Transcribe word for word the part of the piece about the Detroit newspaper and its pranks whose opening words contain "A charismatic working-class" and which closes with "like a wolf.".

=== SELECTION ===
════════════════════

Later, after the board did decide to abolish the college, an anonymous group of students, calling itself the Second Street Players, surpassed our stunt by dumping pig and other animal guts all over the office of the president of the university. “Pig Guts for Gutless Pigs: An Offal Situation,” declared the headline of FE staff writer Pat Halley’s article in the March 1976 FE. “Happy entrails to you until we meet again,” he concluded.

A charismatic working-class poet and practitioner of a theater of comic cruelty, Pat Halley was an important figure in the FE in those days. (He would become particularly famous for his wrestling skits in which the Marquis de Sade did political slam-downs with burly nuns.) An irreverent and funny individual who wrote under pseudonyms like “No Name of the Animal Kingdom,” he may have been the first person I knew to actively articulate–and to live–a sensibility of wildness and intuitive connection to nature. I will never forget meeting him; I was at a party on the far east side of metropolitan Detroit, where the first constructions of condo-style apartments and parking lots ended and the last few trees and fields began. He was high up in a tree in a lightning storm, howling like a wolf.

Pat was a wild man, rough-and-tumble, vigorous, but also sweet and spiritually robust in a Whitmanesque way. In August 1973, he walloped the Guru Maharaj Ji with a cream pie at City Hall just as the proclaimed “child god” was about to receive the key to the City of Detroit. A tipped-off photographer got the shot and the story went international. Shortly after, two of the guru’s thugs nearly killed Pat by hitting him in the back of the head with a hammer. Pat survived, and continued to write an occasional article for the FE into the 1980s. He still lives in Detroit.

FE #266, September, 1975 CoverSimilar provocations continued after ETR took over the FE in 1975. Prosecuted for publishing information on how to rip off the phone company with a “mute box” to get free phone calls (the issue in question had been printed before the 1975 takeover), the new staff went to court and beat the charges in a burlesque of denial and derision. They then continued to print information on various scams for ripping off Ma Bell. [1] During a time of widespread layoffs and accelerated war on the workers, the FE published names and addresses of General Motors executives, even including maps to their residences, in a bogus advertisement from the company, which begged the public, “Please! Do Not Kidnap These Men!” This stunt earned the paper the epithet of “psy-war terrorists” from local and national media outlets.

════════════════════

=== PROVIDED MATERIAL ===
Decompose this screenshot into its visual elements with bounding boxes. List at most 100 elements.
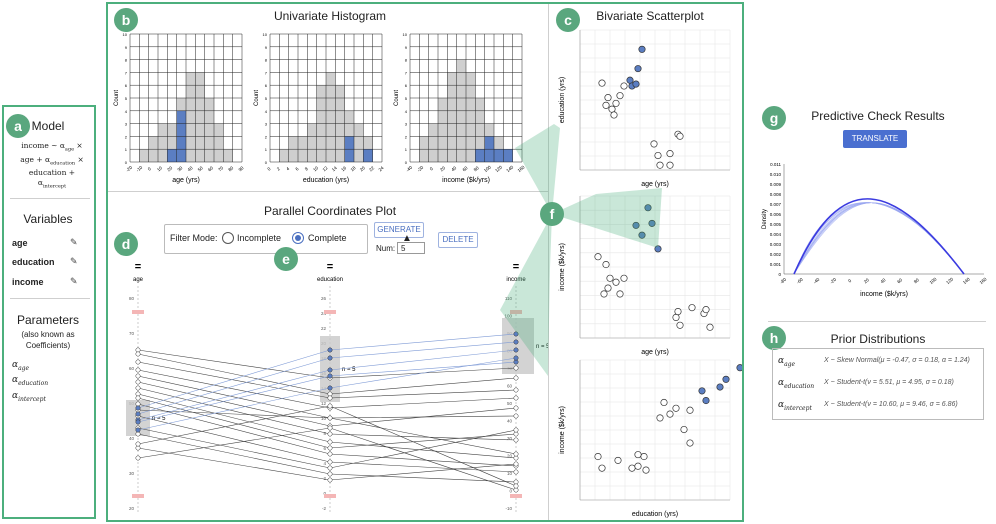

════════════════════

=== EXERCISE RESPONSE ===
A charismatic working-class poet and practitioner of a theater of comic cruelty, Pat Halley was an important figure in the FE in those days. (He would become particularly famous for his wrestling skits in which the Marquis de Sade did political slam-downs with burly nuns.) An irreverent and funny individual who wrote under pseudonyms like “No Name of the Animal Kingdom,” he may have been the first person I knew to actively articulate–and to live–a sensibility of wildness and intuitive connection to nature. I will never forget meeting him; I was at a party on the far east side of metropolitan Detroit, where the first constructions of condo-style apartments and parking lots ended and the last few trees and fields began. He was high up in a tree in a lightning storm, howling like a wolf.